**Collected data entries**.
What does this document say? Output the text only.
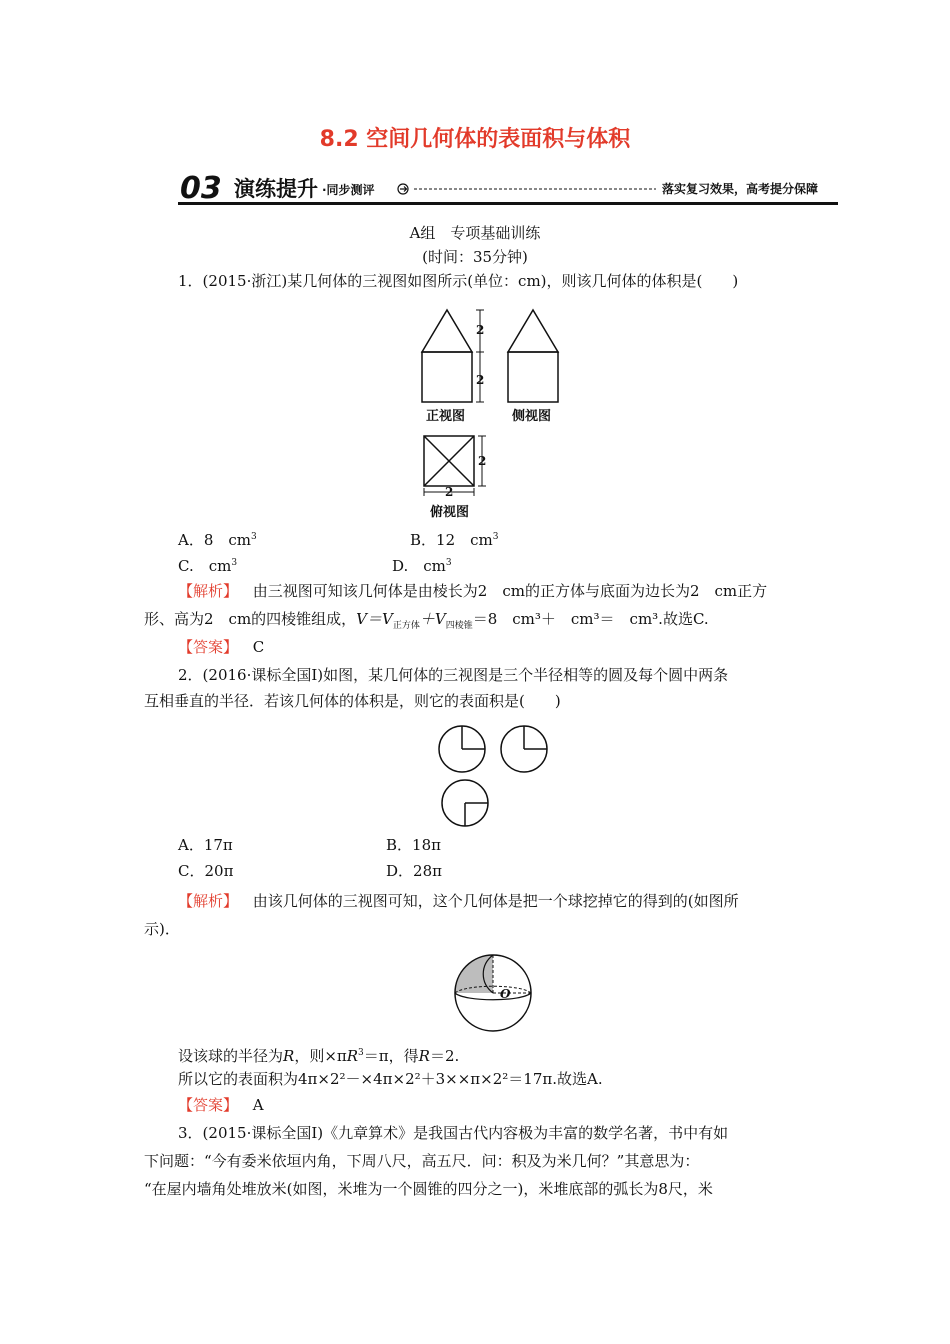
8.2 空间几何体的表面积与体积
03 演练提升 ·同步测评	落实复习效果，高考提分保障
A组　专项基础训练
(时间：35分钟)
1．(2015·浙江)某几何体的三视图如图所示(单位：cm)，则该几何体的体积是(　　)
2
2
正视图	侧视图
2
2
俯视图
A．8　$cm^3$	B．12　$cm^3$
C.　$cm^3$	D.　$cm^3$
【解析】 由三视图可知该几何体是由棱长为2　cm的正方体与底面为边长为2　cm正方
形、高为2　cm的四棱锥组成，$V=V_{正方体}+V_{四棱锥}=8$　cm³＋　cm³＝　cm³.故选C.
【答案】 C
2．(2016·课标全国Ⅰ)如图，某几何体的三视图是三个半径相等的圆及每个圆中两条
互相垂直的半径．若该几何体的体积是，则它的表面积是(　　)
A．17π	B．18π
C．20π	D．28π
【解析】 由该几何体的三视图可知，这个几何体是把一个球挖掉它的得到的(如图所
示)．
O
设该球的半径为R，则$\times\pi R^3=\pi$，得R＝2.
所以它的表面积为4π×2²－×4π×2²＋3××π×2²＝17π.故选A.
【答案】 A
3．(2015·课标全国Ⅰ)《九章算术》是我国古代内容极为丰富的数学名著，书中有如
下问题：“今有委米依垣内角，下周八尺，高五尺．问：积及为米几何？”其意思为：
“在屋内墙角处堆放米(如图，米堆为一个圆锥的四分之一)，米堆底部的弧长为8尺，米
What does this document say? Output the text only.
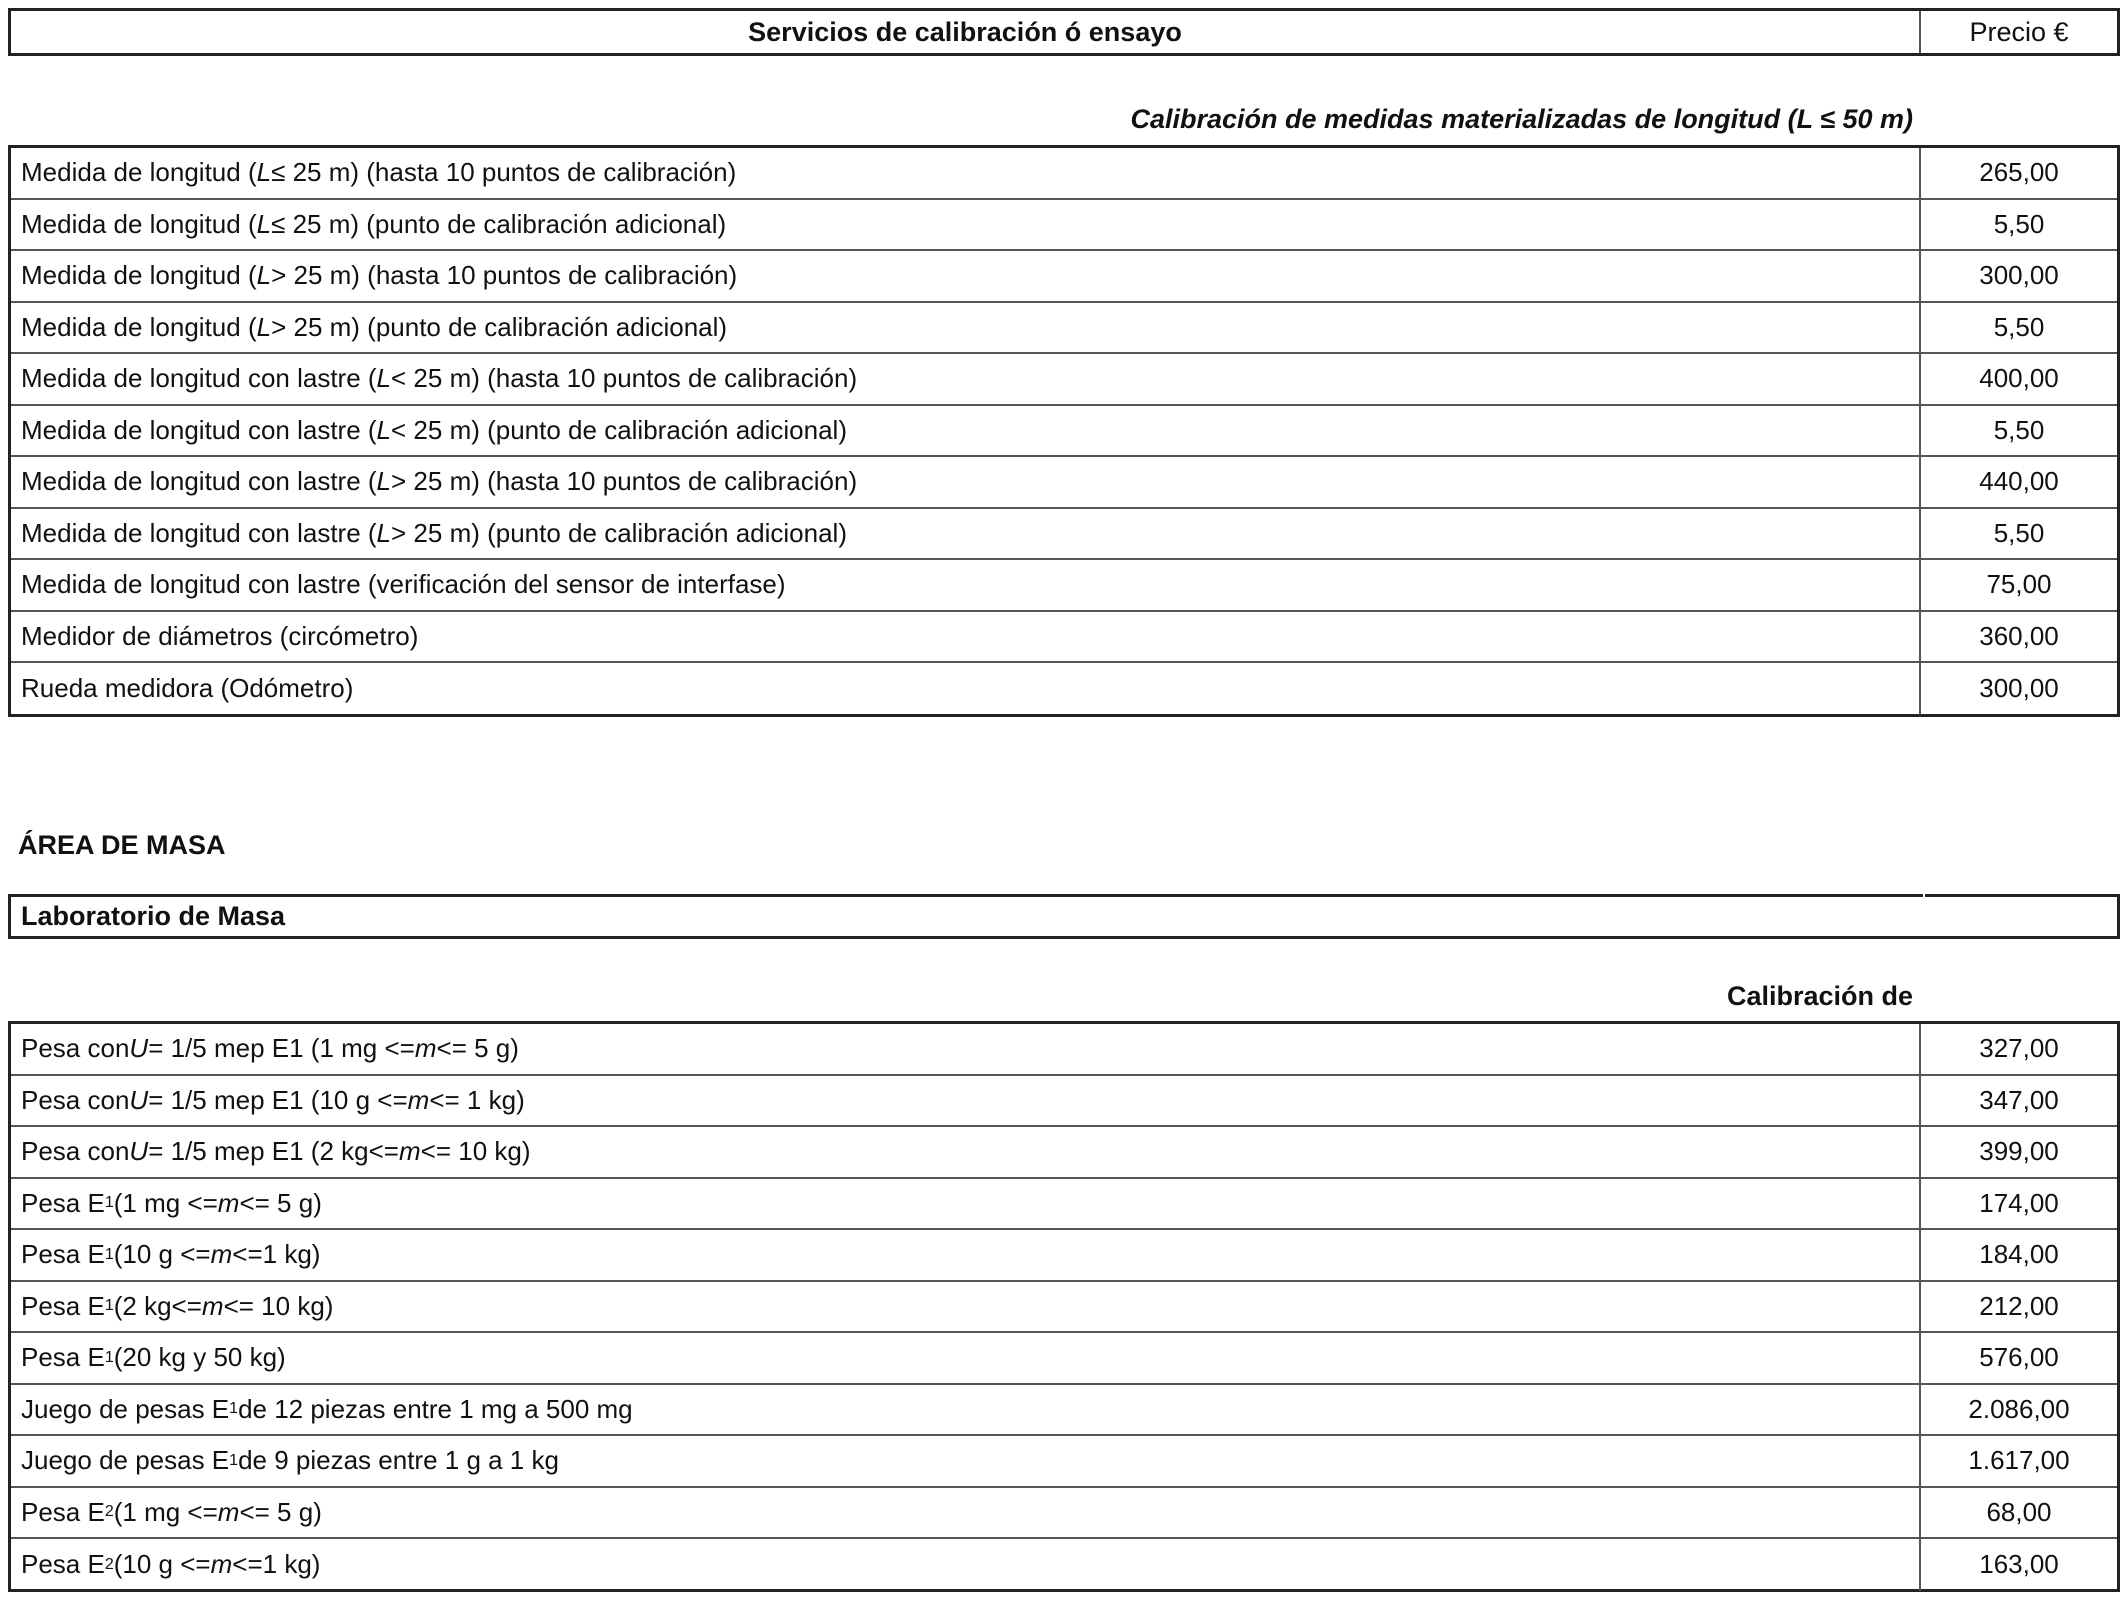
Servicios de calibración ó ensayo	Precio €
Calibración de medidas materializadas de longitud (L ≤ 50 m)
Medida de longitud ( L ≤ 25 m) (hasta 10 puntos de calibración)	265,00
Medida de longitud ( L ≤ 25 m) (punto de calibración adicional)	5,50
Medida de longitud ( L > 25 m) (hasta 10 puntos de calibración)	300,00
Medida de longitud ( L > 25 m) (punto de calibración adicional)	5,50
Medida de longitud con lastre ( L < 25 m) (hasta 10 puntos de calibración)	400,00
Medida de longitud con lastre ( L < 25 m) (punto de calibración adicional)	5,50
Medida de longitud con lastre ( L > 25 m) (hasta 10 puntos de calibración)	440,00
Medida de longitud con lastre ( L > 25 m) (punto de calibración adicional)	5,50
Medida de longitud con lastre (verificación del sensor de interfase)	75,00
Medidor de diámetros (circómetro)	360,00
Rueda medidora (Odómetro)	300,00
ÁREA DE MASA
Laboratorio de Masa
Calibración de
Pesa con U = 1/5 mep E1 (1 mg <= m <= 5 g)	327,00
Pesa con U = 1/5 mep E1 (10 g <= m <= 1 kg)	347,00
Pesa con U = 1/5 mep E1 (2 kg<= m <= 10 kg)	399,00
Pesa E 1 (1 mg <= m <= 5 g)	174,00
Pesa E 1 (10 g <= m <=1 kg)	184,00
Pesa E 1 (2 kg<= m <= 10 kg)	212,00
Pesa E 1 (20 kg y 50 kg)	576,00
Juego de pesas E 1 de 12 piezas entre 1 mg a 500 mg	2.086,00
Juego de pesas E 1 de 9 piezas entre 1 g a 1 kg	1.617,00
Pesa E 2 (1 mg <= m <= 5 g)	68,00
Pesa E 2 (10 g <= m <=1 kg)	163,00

**Brief**. Copy out each line of the data where the string "课标全国Ⅰ" appears.

**Complete output**.
2．(2016·课标全国Ⅰ)如图，某几何体的三视图是三个半径相等的圆及每个圆中两条
3．(2015·课标全国Ⅰ)《九章算术》是我国古代内容极为丰富的数学名著，书中有如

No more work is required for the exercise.